- _What this task involves_:
Print out each record below, unaltered and complete, without its images.

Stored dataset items
***

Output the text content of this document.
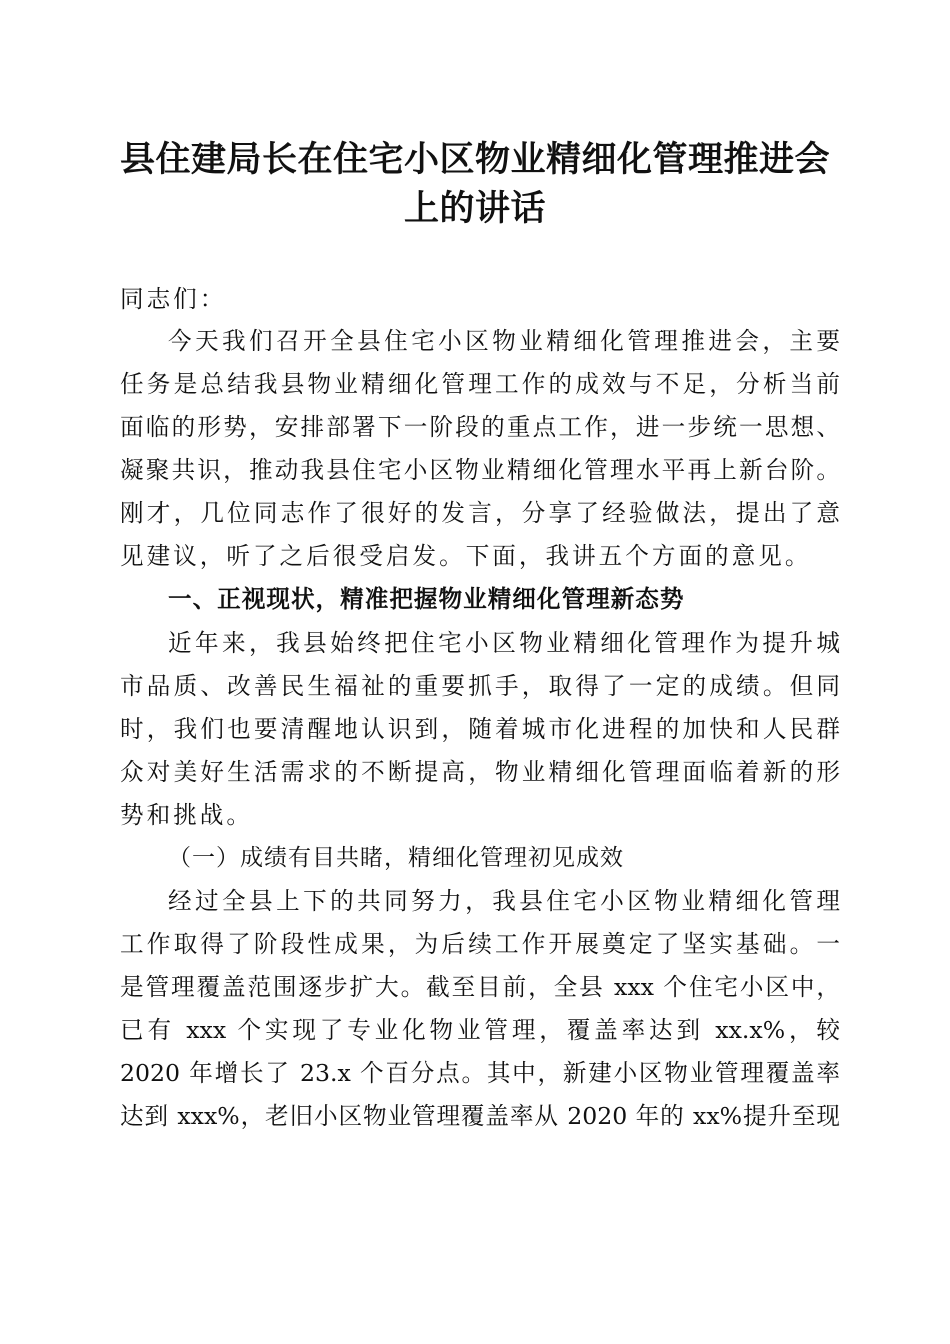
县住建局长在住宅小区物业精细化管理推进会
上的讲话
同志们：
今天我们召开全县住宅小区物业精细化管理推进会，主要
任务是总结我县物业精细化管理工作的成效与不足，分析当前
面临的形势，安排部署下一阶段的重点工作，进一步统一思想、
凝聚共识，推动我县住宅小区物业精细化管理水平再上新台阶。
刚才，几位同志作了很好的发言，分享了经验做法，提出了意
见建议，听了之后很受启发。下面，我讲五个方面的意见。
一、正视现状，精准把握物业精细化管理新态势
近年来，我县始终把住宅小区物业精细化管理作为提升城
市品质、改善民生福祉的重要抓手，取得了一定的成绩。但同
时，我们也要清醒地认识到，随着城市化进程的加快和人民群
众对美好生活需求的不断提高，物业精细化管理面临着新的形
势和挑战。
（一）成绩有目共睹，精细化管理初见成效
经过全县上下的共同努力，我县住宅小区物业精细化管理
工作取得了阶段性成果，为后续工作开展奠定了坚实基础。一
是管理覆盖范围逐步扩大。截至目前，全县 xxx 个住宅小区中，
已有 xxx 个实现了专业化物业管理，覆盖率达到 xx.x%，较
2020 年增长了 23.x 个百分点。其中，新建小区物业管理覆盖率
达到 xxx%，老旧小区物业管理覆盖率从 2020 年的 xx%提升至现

***

- _Expected answer_:
Output the text content of this document.
县住建局长在住宅小区物业精细化管理推进会
上的讲话
同志们：
今天我们召开全县住宅小区物业精细化管理推进会，主要
任务是总结我县物业精细化管理工作的成效与不足，分析当前
面临的形势，安排部署下一阶段的重点工作，进一步统一思想、
凝聚共识，推动我县住宅小区物业精细化管理水平再上新台阶。
刚才，几位同志作了很好的发言，分享了经验做法，提出了意
见建议，听了之后很受启发。下面，我讲五个方面的意见。
一、正视现状，精准把握物业精细化管理新态势
近年来，我县始终把住宅小区物业精细化管理作为提升城
市品质、改善民生福祉的重要抓手，取得了一定的成绩。但同
时，我们也要清醒地认识到，随着城市化进程的加快和人民群
众对美好生活需求的不断提高，物业精细化管理面临着新的形
势和挑战。
（一）成绩有目共睹，精细化管理初见成效
经过全县上下的共同努力，我县住宅小区物业精细化管理
工作取得了阶段性成果，为后续工作开展奠定了坚实基础。一
是管理覆盖范围逐步扩大。截至目前，全县 xxx 个住宅小区中，
已有 xxx 个实现了专业化物业管理，覆盖率达到 xx.x%，较
2020 年增长了 23.x 个百分点。其中，新建小区物业管理覆盖率
达到 xxx%，老旧小区物业管理覆盖率从 2020 年的 xx%提升至现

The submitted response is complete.